• [What you should do]: Find the number of lines in these records where the word "Bellsbank" appears. Reply with that number and nothing more.

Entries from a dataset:
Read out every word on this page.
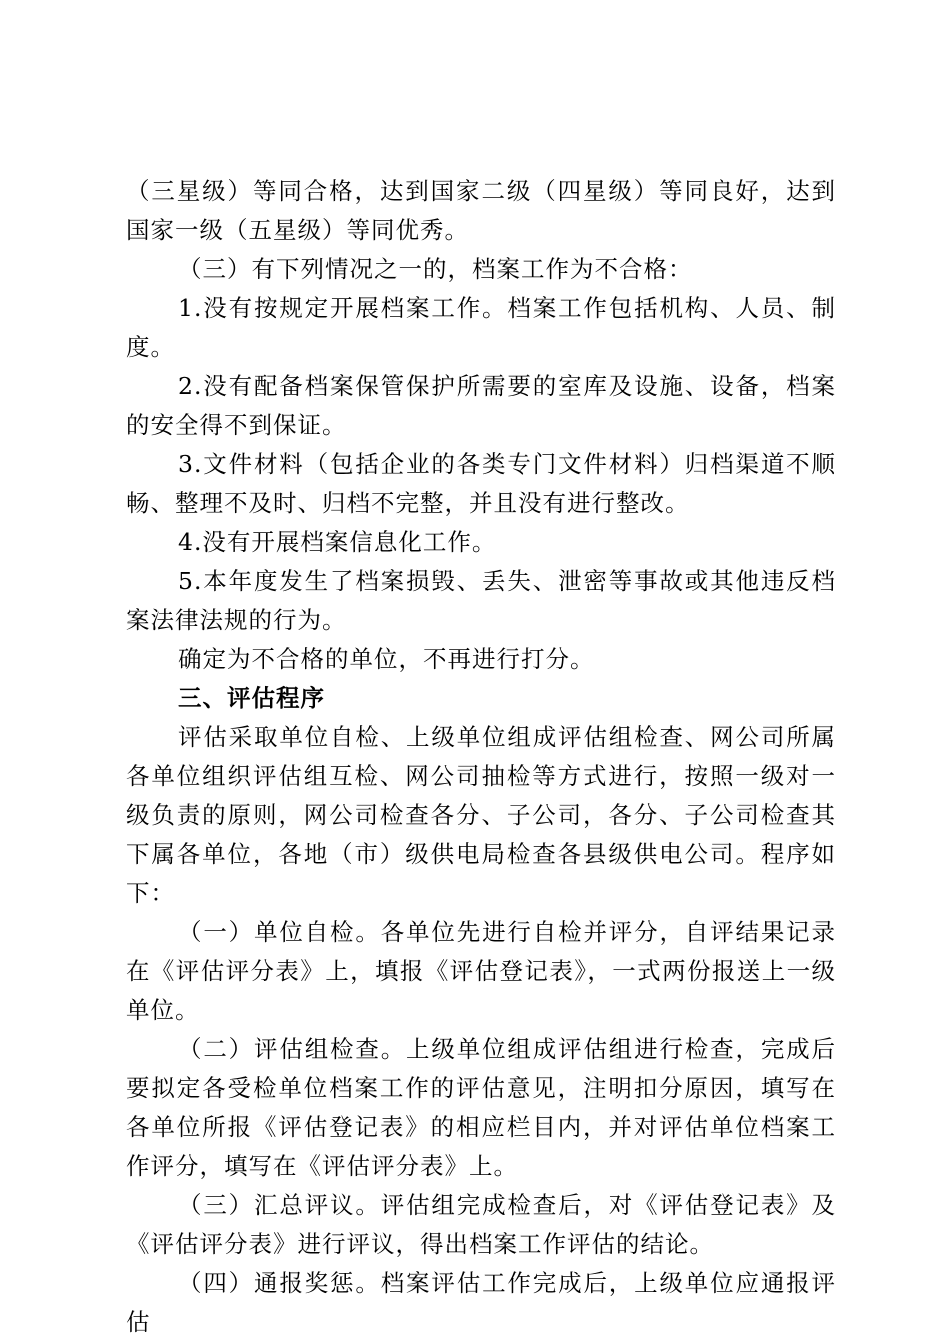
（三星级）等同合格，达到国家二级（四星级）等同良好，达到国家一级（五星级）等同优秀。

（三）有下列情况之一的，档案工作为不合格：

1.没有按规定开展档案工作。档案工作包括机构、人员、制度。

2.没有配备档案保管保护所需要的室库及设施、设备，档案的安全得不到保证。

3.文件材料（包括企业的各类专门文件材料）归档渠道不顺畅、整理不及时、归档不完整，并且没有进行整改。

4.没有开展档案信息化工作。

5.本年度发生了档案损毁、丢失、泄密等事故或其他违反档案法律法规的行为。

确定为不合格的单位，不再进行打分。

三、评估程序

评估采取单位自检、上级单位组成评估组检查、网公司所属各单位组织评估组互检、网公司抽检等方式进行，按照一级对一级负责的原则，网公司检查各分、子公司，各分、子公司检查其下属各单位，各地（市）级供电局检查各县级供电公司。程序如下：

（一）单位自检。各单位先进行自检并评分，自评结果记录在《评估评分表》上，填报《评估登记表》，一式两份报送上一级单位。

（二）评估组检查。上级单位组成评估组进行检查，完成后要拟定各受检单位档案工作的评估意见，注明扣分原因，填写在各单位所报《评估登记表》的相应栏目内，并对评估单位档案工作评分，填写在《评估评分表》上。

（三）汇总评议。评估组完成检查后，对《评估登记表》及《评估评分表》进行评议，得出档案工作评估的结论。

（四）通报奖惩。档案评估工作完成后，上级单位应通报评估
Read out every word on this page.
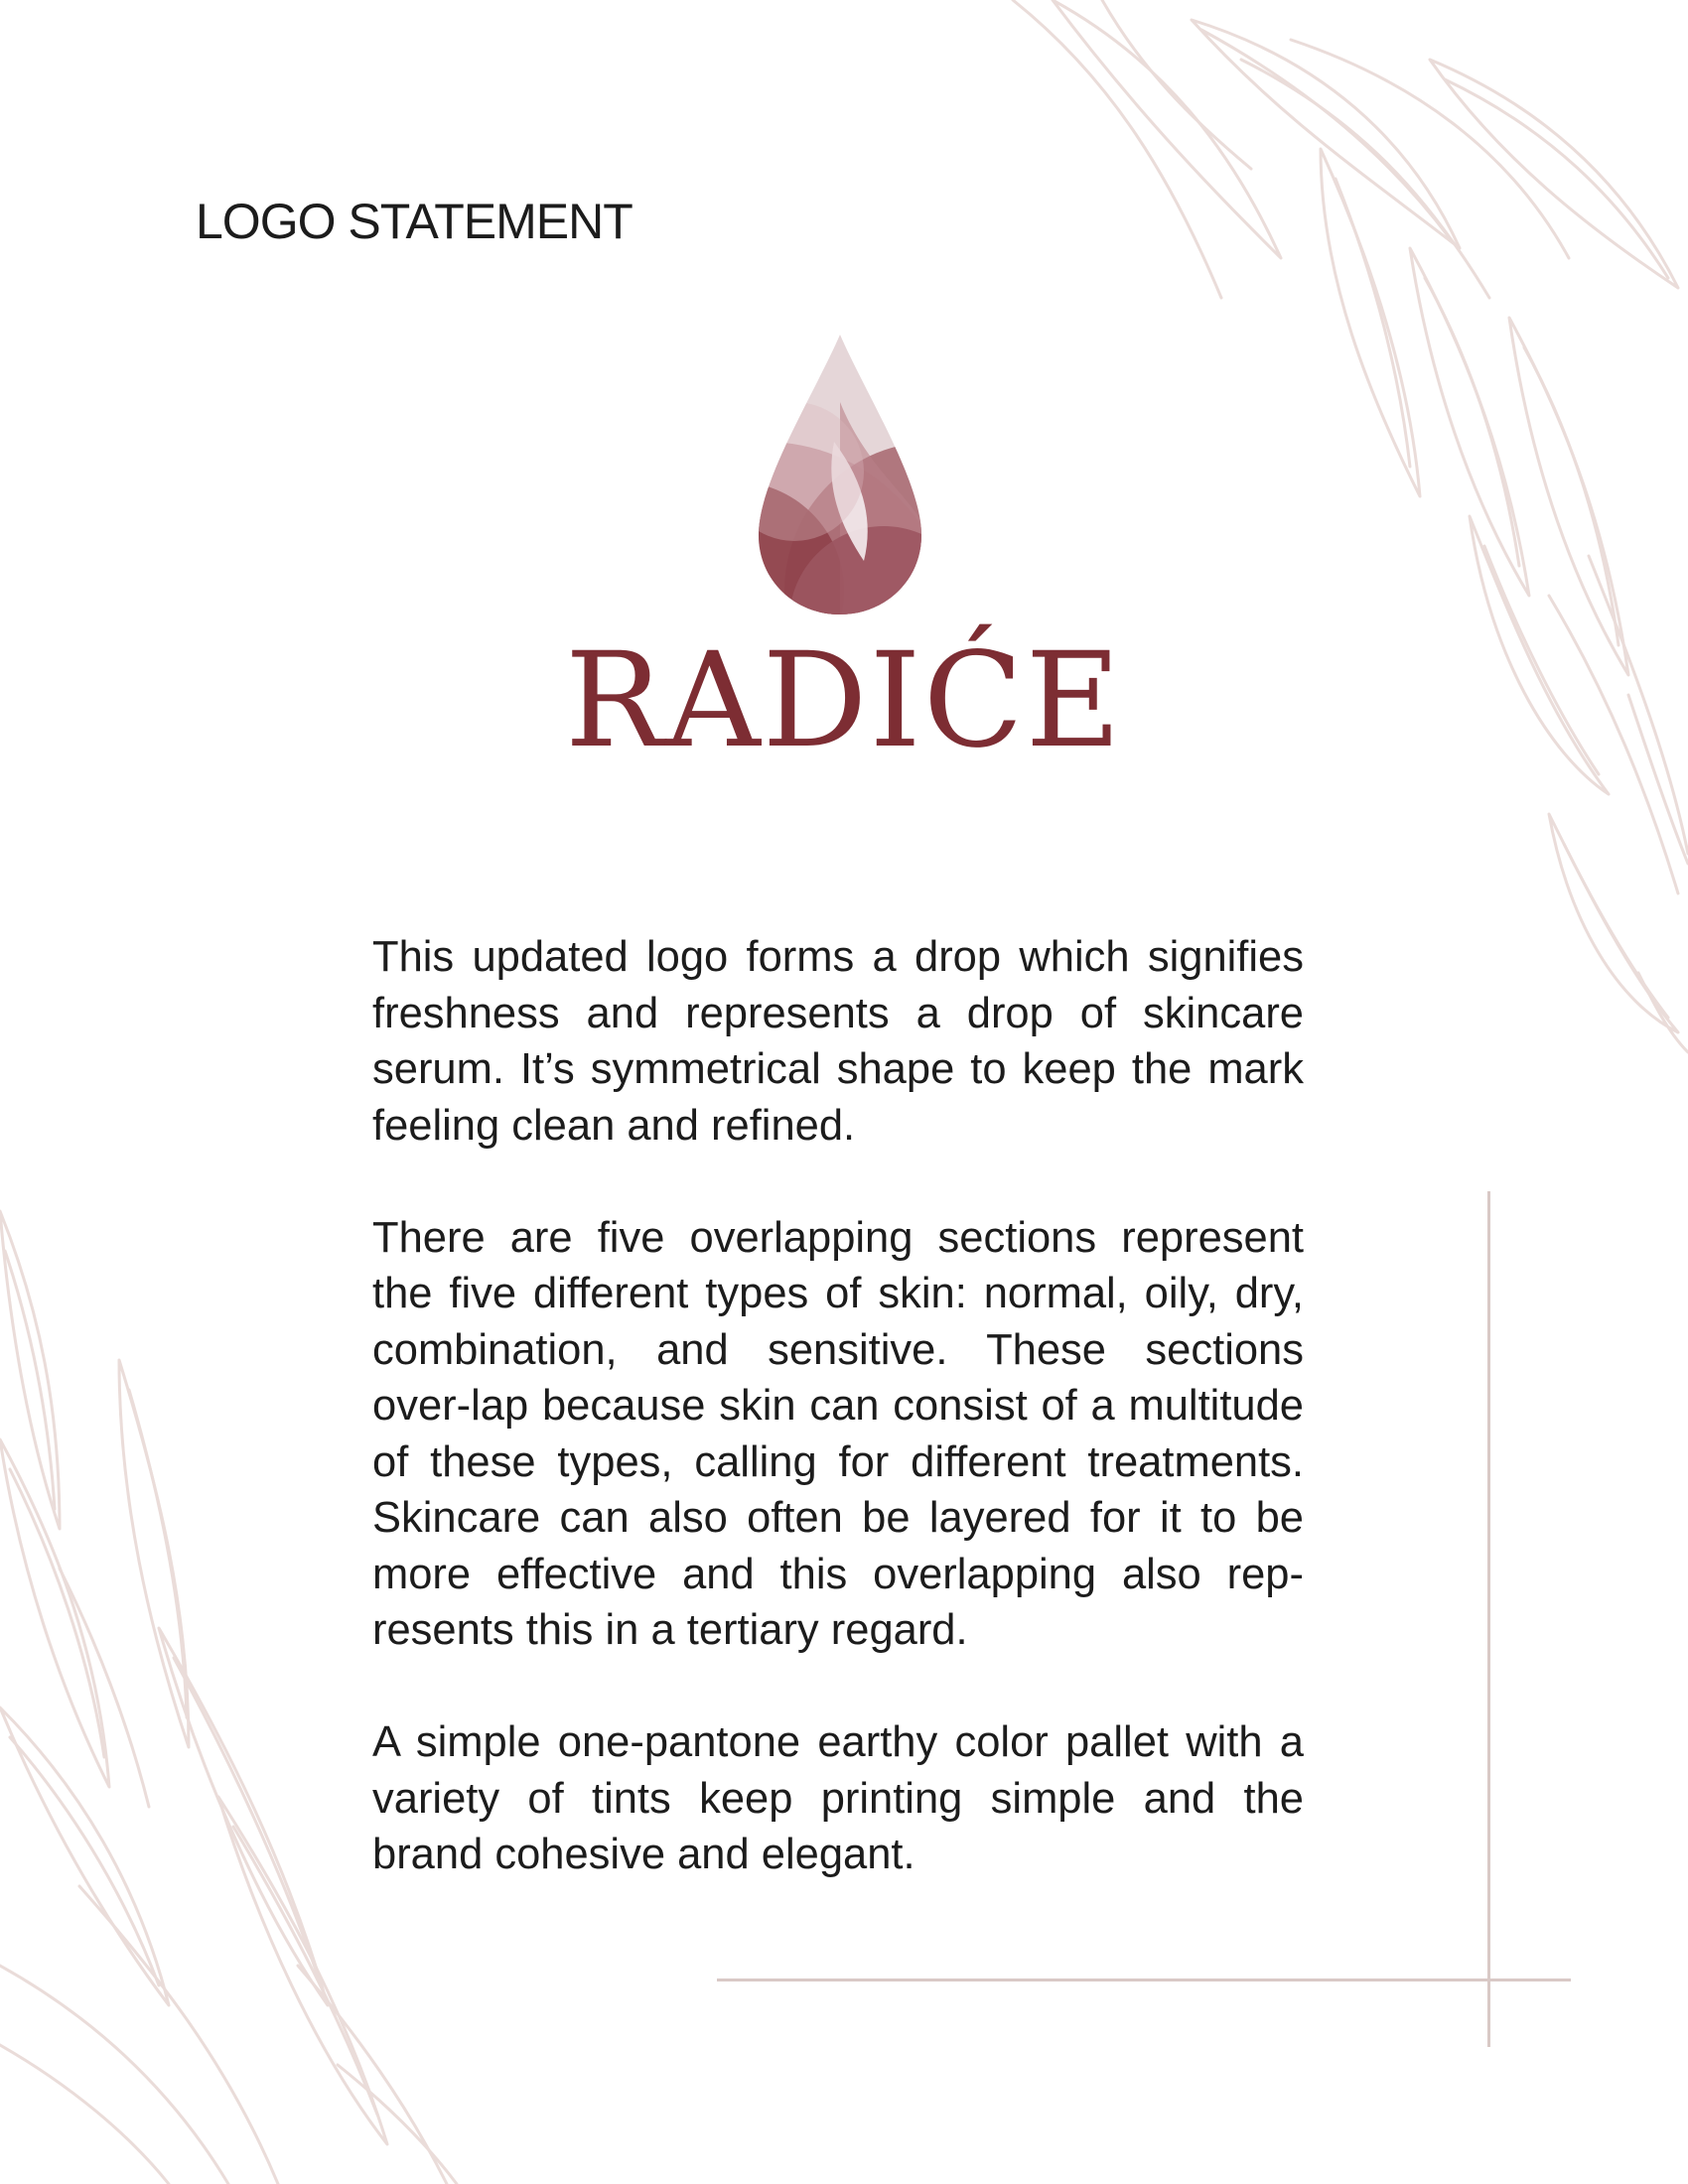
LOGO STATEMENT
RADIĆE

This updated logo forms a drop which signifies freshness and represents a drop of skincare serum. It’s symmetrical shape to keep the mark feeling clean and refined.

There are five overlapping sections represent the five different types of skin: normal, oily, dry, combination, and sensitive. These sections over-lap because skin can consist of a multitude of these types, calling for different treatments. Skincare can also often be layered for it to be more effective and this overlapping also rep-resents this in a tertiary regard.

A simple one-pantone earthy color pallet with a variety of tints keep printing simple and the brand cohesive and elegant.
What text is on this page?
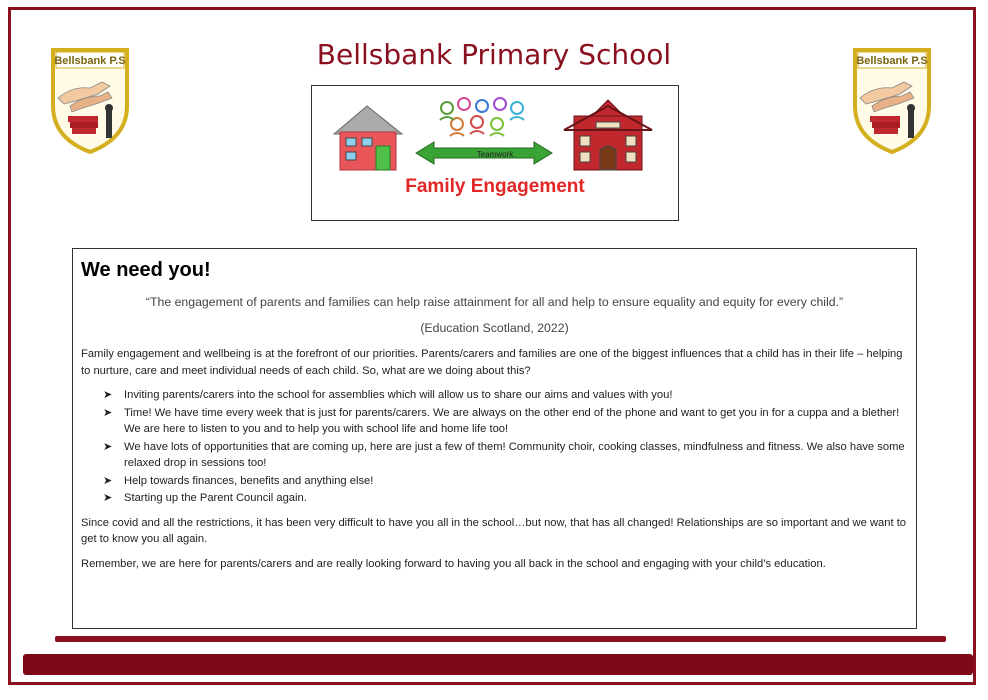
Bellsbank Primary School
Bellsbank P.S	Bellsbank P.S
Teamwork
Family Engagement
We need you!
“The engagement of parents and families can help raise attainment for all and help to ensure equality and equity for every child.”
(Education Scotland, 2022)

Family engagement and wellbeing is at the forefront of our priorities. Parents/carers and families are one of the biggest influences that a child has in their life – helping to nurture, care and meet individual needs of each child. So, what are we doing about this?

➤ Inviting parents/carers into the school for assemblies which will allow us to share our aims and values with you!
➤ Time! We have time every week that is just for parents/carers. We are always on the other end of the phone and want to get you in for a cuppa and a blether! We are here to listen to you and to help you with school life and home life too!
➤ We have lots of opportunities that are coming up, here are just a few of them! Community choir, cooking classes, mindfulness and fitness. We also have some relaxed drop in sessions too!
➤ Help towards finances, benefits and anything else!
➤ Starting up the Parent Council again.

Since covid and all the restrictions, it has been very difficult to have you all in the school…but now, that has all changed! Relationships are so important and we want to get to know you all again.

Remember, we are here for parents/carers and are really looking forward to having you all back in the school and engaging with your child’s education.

• [Correct result]: 2